WHAT IS BEING ASKED: Below is a block of records. Copy every line in it that contains the word "Through".

ENTRIES:
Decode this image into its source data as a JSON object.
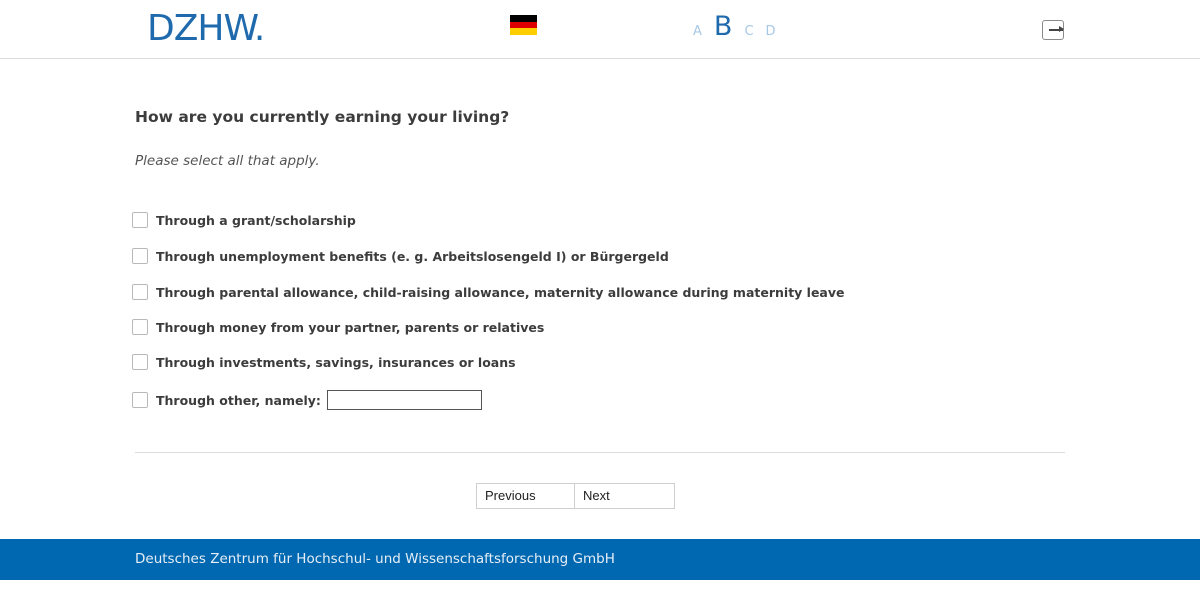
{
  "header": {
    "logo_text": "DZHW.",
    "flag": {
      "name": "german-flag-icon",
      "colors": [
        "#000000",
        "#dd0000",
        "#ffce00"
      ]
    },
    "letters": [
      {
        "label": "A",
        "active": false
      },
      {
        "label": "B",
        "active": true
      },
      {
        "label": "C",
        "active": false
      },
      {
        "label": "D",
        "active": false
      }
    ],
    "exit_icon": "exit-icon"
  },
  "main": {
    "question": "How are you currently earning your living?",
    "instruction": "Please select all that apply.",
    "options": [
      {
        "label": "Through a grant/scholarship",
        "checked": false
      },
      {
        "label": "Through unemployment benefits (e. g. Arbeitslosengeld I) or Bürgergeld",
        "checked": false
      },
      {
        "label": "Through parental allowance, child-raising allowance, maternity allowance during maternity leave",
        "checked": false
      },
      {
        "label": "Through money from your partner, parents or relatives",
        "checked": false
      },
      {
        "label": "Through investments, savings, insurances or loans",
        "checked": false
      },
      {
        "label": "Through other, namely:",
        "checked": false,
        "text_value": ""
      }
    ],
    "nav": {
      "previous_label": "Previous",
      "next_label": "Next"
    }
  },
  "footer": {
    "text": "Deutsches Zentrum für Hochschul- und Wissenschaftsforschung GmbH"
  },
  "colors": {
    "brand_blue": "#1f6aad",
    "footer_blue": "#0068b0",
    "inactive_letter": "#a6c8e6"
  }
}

--

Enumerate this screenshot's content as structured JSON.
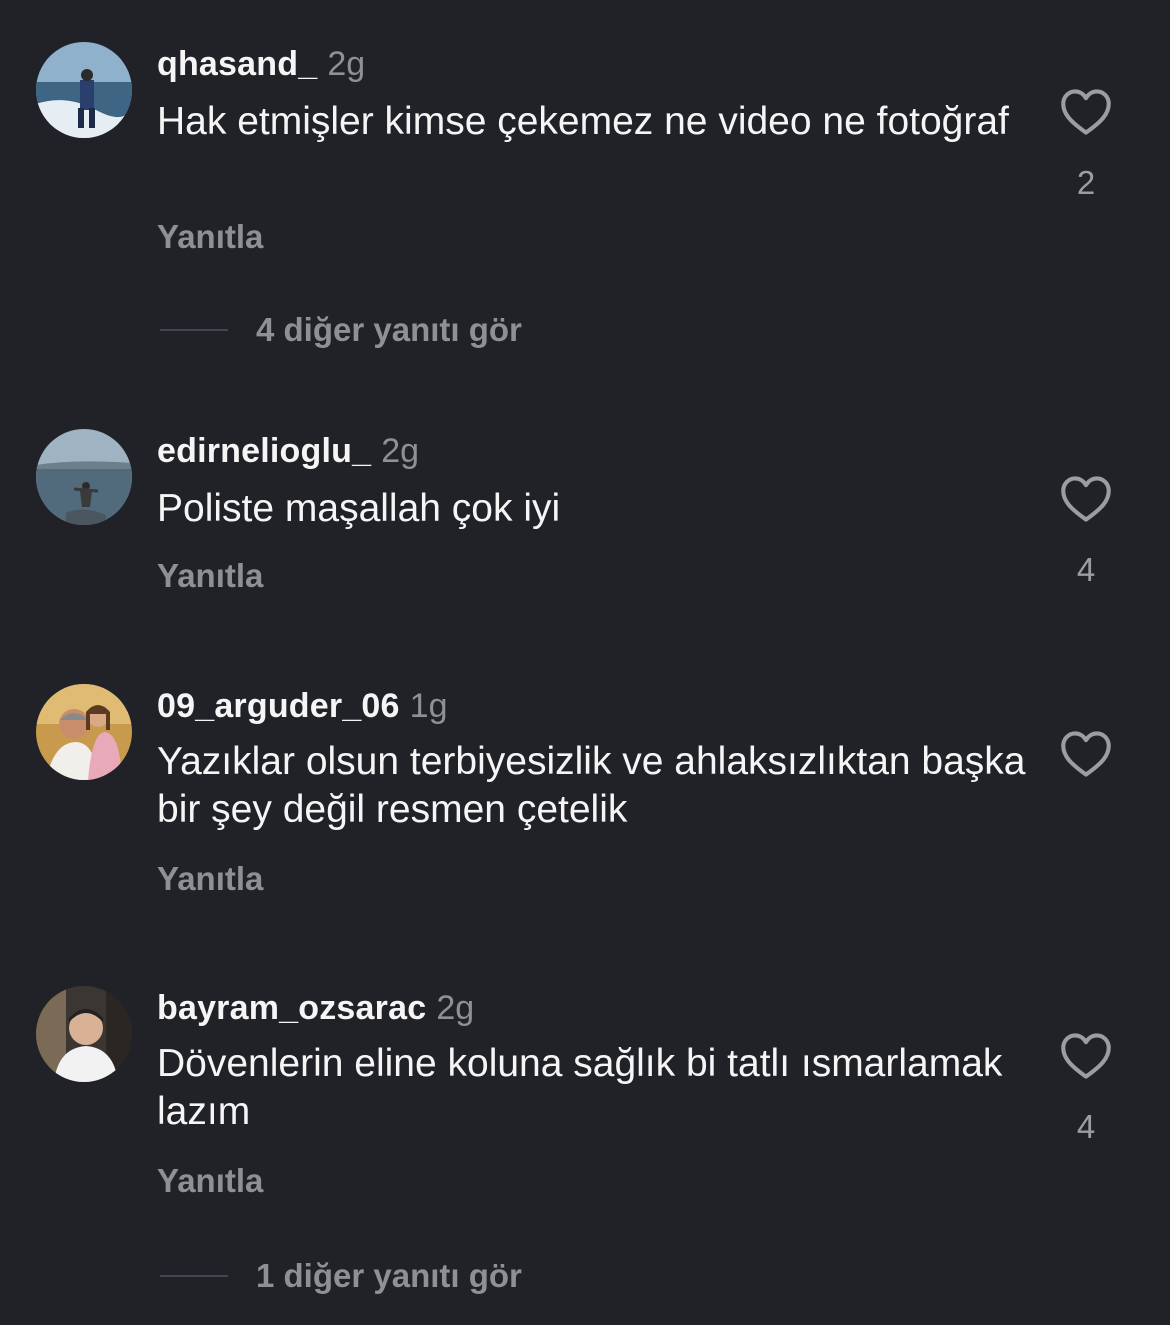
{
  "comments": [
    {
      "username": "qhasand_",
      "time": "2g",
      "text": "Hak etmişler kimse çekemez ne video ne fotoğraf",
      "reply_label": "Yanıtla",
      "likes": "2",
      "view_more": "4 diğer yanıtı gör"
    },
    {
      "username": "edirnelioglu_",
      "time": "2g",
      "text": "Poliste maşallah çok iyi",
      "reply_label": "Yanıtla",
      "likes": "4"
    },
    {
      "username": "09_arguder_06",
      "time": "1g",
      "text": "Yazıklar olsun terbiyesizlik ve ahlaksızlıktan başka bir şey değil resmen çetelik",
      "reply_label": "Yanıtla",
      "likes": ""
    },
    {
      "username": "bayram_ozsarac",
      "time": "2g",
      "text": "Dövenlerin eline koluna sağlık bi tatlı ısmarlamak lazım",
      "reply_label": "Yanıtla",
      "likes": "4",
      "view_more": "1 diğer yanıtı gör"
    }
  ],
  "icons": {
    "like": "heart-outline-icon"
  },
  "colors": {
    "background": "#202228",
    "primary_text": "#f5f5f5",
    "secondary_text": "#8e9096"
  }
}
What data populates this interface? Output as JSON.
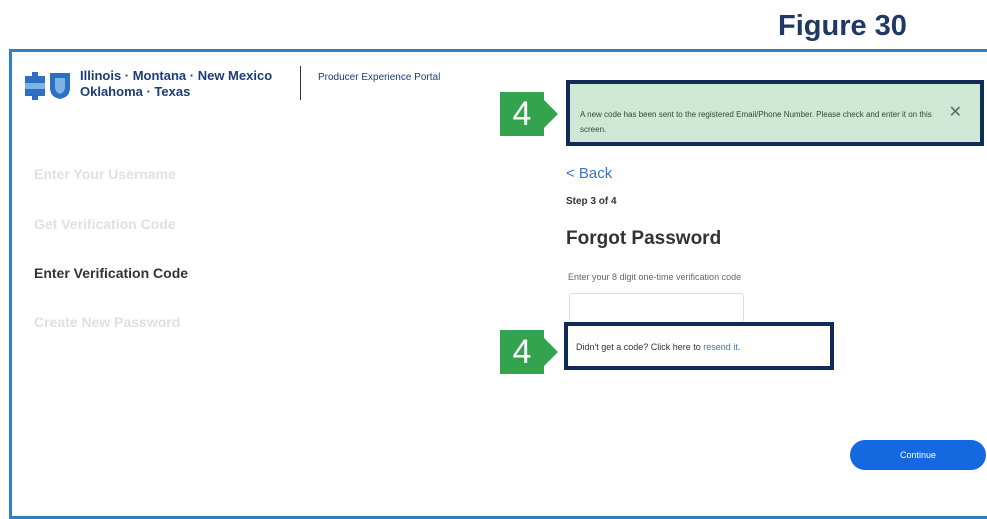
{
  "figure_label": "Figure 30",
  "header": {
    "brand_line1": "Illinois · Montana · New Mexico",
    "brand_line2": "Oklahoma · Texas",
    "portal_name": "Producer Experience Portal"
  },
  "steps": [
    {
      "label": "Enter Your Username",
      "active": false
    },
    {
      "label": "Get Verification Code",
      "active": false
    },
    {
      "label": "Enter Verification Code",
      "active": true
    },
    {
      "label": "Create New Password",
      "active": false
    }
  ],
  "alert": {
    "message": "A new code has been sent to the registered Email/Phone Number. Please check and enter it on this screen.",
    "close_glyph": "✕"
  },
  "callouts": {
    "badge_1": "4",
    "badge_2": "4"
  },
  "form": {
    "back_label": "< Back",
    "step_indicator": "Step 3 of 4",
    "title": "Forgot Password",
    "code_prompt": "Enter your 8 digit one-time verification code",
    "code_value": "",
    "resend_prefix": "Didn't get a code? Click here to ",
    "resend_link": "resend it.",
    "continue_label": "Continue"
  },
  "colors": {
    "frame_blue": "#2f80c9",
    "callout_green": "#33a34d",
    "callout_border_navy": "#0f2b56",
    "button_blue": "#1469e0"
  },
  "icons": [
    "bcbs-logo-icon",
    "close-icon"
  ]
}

TASK ANSWER:
        "label": "Through a grant/scholarship",
        "label": "Through unemployment benefits (e. g. Arbeitslosengeld I) or Bürgergeld",
        "label": "Through parental allowance, child-raising allowance, maternity allowance during maternity leave",
        "label": "Through money from your partner, parents or relatives",
        "label": "Through investments, savings, insurances or loans",
        "label": "Through other, namely:",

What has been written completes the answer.